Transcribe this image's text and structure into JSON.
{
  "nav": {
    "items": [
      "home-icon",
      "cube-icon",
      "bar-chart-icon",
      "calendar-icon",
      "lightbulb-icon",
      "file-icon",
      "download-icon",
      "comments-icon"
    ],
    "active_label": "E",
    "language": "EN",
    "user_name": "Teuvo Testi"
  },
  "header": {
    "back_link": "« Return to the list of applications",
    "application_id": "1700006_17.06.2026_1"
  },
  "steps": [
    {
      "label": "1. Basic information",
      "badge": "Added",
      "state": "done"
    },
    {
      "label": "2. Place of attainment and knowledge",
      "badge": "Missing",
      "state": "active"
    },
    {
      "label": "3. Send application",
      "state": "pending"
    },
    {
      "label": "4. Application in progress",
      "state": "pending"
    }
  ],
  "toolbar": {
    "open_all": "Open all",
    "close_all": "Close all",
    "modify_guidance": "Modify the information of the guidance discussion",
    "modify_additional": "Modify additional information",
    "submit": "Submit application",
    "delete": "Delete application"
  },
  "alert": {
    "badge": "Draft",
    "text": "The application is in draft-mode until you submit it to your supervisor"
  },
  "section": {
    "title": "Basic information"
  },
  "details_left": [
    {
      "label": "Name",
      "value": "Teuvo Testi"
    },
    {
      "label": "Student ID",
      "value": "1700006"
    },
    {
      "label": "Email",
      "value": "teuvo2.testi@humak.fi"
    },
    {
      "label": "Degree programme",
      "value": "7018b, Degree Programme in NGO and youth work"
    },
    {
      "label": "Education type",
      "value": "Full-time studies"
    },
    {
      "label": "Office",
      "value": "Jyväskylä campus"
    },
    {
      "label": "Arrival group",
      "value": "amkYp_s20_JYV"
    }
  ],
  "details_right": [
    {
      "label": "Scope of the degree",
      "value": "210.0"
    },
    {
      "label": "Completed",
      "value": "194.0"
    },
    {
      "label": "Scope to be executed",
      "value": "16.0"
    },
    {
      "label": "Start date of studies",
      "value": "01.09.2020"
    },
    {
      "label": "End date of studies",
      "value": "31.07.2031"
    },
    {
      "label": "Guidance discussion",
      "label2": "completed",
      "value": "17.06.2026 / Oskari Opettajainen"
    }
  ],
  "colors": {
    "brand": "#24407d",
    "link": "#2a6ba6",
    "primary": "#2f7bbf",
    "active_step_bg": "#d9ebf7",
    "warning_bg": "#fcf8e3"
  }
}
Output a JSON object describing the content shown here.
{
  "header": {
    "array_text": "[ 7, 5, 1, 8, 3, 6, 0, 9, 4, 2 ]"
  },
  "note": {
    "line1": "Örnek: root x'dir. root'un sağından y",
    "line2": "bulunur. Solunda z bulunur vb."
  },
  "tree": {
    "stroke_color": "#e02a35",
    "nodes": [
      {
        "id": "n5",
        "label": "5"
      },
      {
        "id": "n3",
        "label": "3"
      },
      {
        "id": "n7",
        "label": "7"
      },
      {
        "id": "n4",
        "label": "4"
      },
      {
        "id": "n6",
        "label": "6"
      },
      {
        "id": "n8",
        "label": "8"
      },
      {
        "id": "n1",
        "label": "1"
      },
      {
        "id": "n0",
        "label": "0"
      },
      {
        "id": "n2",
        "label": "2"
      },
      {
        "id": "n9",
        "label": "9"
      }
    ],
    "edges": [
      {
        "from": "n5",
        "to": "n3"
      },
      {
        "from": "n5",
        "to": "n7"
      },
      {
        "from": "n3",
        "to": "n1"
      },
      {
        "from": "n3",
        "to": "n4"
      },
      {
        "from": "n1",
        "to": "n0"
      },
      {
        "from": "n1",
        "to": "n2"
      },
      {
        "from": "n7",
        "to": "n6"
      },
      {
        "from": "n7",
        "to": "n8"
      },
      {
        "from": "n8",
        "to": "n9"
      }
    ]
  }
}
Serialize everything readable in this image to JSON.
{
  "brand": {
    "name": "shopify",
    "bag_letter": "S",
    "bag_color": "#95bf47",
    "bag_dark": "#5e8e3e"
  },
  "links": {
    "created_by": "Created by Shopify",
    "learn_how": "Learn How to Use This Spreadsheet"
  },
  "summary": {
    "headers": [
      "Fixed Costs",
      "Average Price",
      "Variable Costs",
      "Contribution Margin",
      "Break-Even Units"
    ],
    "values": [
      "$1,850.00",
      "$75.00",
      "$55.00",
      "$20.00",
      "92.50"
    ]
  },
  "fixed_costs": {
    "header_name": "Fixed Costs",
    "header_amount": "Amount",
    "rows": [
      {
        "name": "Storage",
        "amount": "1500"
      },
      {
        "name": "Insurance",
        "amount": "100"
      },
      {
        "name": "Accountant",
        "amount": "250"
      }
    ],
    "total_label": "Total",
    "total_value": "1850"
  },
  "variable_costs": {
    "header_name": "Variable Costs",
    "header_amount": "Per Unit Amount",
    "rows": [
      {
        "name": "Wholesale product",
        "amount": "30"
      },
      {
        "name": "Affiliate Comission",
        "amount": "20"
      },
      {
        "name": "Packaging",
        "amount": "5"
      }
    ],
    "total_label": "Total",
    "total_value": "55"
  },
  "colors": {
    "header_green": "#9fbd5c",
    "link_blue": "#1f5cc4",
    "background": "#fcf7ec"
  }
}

◆ Task requirements ◆
What is the number of lines holding the word "information"? State it alone.

◆ Task response ◆
4